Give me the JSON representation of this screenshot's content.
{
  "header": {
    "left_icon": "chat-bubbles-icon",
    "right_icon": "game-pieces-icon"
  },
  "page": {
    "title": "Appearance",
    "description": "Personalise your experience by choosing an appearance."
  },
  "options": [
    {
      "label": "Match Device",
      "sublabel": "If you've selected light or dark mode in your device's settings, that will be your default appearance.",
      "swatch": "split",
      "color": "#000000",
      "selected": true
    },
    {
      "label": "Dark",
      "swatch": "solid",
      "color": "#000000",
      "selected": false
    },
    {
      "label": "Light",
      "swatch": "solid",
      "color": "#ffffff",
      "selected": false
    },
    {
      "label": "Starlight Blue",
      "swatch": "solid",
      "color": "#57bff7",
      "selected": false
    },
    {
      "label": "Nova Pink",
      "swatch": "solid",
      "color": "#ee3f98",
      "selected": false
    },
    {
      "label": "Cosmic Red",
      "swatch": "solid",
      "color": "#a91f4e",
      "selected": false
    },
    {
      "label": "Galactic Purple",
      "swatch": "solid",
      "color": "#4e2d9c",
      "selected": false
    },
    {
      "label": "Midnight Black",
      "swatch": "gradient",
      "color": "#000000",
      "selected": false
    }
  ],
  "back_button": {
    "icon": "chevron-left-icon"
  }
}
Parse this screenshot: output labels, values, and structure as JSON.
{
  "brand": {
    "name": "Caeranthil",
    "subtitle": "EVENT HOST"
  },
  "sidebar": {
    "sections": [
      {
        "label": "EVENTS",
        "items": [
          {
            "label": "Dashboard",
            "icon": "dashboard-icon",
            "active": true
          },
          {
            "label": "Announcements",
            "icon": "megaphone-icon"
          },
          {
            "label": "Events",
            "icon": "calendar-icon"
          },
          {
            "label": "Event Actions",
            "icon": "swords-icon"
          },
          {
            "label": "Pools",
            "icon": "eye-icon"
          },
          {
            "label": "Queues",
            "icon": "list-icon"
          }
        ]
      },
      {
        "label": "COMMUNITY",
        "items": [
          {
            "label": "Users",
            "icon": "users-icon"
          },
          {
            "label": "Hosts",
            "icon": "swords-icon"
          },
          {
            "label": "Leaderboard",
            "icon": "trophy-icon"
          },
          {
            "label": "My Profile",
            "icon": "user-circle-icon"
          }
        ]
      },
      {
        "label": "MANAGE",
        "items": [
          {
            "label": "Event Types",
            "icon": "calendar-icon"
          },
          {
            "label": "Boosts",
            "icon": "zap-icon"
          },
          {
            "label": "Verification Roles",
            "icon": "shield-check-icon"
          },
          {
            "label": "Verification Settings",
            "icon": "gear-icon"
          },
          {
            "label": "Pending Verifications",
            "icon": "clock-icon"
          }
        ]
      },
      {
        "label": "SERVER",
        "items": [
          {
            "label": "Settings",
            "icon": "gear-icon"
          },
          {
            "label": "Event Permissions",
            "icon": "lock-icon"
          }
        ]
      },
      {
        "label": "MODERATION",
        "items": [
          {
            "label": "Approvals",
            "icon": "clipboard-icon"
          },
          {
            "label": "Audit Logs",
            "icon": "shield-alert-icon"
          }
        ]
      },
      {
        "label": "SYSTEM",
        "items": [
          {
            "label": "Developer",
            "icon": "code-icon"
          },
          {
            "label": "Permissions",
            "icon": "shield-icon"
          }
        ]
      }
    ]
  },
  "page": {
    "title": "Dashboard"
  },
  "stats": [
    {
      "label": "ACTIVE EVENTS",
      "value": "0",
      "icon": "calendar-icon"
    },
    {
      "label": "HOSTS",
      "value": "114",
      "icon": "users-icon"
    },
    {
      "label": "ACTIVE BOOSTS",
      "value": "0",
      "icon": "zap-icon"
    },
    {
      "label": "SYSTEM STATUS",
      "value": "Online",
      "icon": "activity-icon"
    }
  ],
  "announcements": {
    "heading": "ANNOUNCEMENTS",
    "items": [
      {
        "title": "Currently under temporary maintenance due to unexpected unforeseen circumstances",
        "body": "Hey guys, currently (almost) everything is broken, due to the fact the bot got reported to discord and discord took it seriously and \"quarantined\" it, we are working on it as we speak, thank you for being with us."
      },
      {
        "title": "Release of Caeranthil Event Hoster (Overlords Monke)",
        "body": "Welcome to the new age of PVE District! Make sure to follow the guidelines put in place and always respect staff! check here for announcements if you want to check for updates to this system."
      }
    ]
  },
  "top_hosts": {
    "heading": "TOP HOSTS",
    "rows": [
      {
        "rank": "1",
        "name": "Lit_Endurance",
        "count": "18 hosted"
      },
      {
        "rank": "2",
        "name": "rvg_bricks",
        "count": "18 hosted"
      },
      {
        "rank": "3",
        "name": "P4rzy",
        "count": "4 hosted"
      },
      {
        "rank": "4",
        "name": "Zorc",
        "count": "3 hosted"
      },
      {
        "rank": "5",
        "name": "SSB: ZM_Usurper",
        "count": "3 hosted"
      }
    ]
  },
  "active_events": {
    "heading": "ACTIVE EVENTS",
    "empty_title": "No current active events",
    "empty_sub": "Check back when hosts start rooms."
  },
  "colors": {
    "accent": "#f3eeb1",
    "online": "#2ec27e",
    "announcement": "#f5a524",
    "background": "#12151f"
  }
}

◆ ◆ ◆ ◆ ◆

[GIVEN EXERCISE]: Every entry should be printed again exactly as written.

[THE SOLUTION]:
Give me the JSON representation of this screenshot's content.
{
  "header": {
    "left_icon": "chat-bubbles-icon",
    "right_icon": "game-pieces-icon"
  },
  "page": {
    "title": "Appearance",
    "description": "Personalise your experience by choosing an appearance."
  },
  "options": [
    {
      "label": "Match Device",
      "sublabel": "If you've selected light or dark mode in your device's settings, that will be your default appearance.",
      "swatch": "split",
      "color": "#000000",
      "selected": true
    },
    {
      "label": "Dark",
      "swatch": "solid",
      "color": "#000000",
      "selected": false
    },
    {
      "label": "Light",
      "swatch": "solid",
      "color": "#ffffff",
      "selected": false
    },
    {
      "label": "Starlight Blue",
      "swatch": "solid",
      "color": "#57bff7",
      "selected": false
    },
    {
      "label": "Nova Pink",
      "swatch": "solid",
      "color": "#ee3f98",
      "selected": false
    },
    {
      "label": "Cosmic Red",
      "swatch": "solid",
      "color": "#a91f4e",
      "selected": false
    },
    {
      "label": "Galactic Purple",
      "swatch": "solid",
      "color": "#4e2d9c",
      "selected": false
    },
    {
      "label": "Midnight Black",
      "swatch": "gradient",
      "color": "#000000",
      "selected": false
    }
  ],
  "back_button": {
    "icon": "chevron-left-icon"
  }
}
Parse this screenshot: output labels, values, and structure as JSON.
{
  "brand": {
    "name": "Caeranthil",
    "subtitle": "EVENT HOST"
  },
  "sidebar": {
    "sections": [
      {
        "label": "EVENTS",
        "items": [
          {
            "label": "Dashboard",
            "icon": "dashboard-icon",
            "active": true
          },
          {
            "label": "Announcements",
            "icon": "megaphone-icon"
          },
          {
            "label": "Events",
            "icon": "calendar-icon"
          },
          {
            "label": "Event Actions",
            "icon": "swords-icon"
          },
          {
            "label": "Pools",
            "icon": "eye-icon"
          },
          {
            "label": "Queues",
            "icon": "list-icon"
          }
        ]
      },
      {
        "label": "COMMUNITY",
        "items": [
          {
            "label": "Users",
            "icon": "users-icon"
          },
          {
            "label": "Hosts",
            "icon": "swords-icon"
          },
          {
            "label": "Leaderboard",
            "icon": "trophy-icon"
          },
          {
            "label": "My Profile",
            "icon": "user-circle-icon"
          }
        ]
      },
      {
        "label": "MANAGE",
        "items": [
          {
            "label": "Event Types",
            "icon": "calendar-icon"
          },
          {
            "label": "Boosts",
            "icon": "zap-icon"
          },
          {
            "label": "Verification Roles",
            "icon": "shield-check-icon"
          },
          {
            "label": "Verification Settings",
            "icon": "gear-icon"
          },
          {
            "label": "Pending Verifications",
            "icon": "clock-icon"
          }
        ]
      },
      {
        "label": "SERVER",
        "items": [
          {
            "label": "Settings",
            "icon": "gear-icon"
          },
          {
            "label": "Event Permissions",
            "icon": "lock-icon"
          }
        ]
      },
      {
        "label": "MODERATION",
        "items": [
          {
            "label": "Approvals",
            "icon": "clipboard-icon"
          },
          {
            "label": "Audit Logs",
            "icon": "shield-alert-icon"
          }
        ]
      },
      {
        "label": "SYSTEM",
        "items": [
          {
            "label": "Developer",
            "icon": "code-icon"
          },
          {
            "label": "Permissions",
            "icon": "shield-icon"
          }
        ]
      }
    ]
  },
  "page": {
    "title": "Dashboard"
  },
  "stats": [
    {
      "label": "ACTIVE EVENTS",
      "value": "0",
      "icon": "calendar-icon"
    },
    {
      "label": "HOSTS",
      "value": "114",
      "icon": "users-icon"
    },
    {
      "label": "ACTIVE BOOSTS",
      "value": "0",
      "icon": "zap-icon"
    },
    {
      "label": "SYSTEM STATUS",
      "value": "Online",
      "icon": "activity-icon"
    }
  ],
  "announcements": {
    "heading": "ANNOUNCEMENTS",
    "items": [
      {
        "title": "Currently under temporary maintenance due to unexpected unforeseen circumstances",
        "body": "Hey guys, currently (almost) everything is broken, due to the fact the bot got reported to discord and discord took it seriously and \"quarantined\" it, we are working on it as we speak, thank you for being with us."
      },
      {
        "title": "Release of Caeranthil Event Hoster (Overlords Monke)",
        "body": "Welcome to the new age of PVE District! Make sure to follow the guidelines put in place and always respect staff! check here for announcements if you want to check for updates to this system."
      }
    ]
  },
  "top_hosts": {
    "heading": "TOP HOSTS",
    "rows": [
      {
        "rank": "1",
        "name": "Lit_Endurance",
        "count": "18 hosted"
      },
      {
        "rank": "2",
        "name": "rvg_bricks",
        "count": "18 hosted"
      },
      {
        "rank": "3",
        "name": "P4rzy",
        "count": "4 hosted"
      },
      {
        "rank": "4",
        "name": "Zorc",
        "count": "3 hosted"
      },
      {
        "rank": "5",
        "name": "SSB: ZM_Usurper",
        "count": "3 hosted"
      }
    ]
  },
  "active_events": {
    "heading": "ACTIVE EVENTS",
    "empty_title": "No current active events",
    "empty_sub": "Check back when hosts start rooms."
  },
  "colors": {
    "accent": "#f3eeb1",
    "online": "#2ec27e",
    "announcement": "#f5a524",
    "background": "#12151f"
  }
}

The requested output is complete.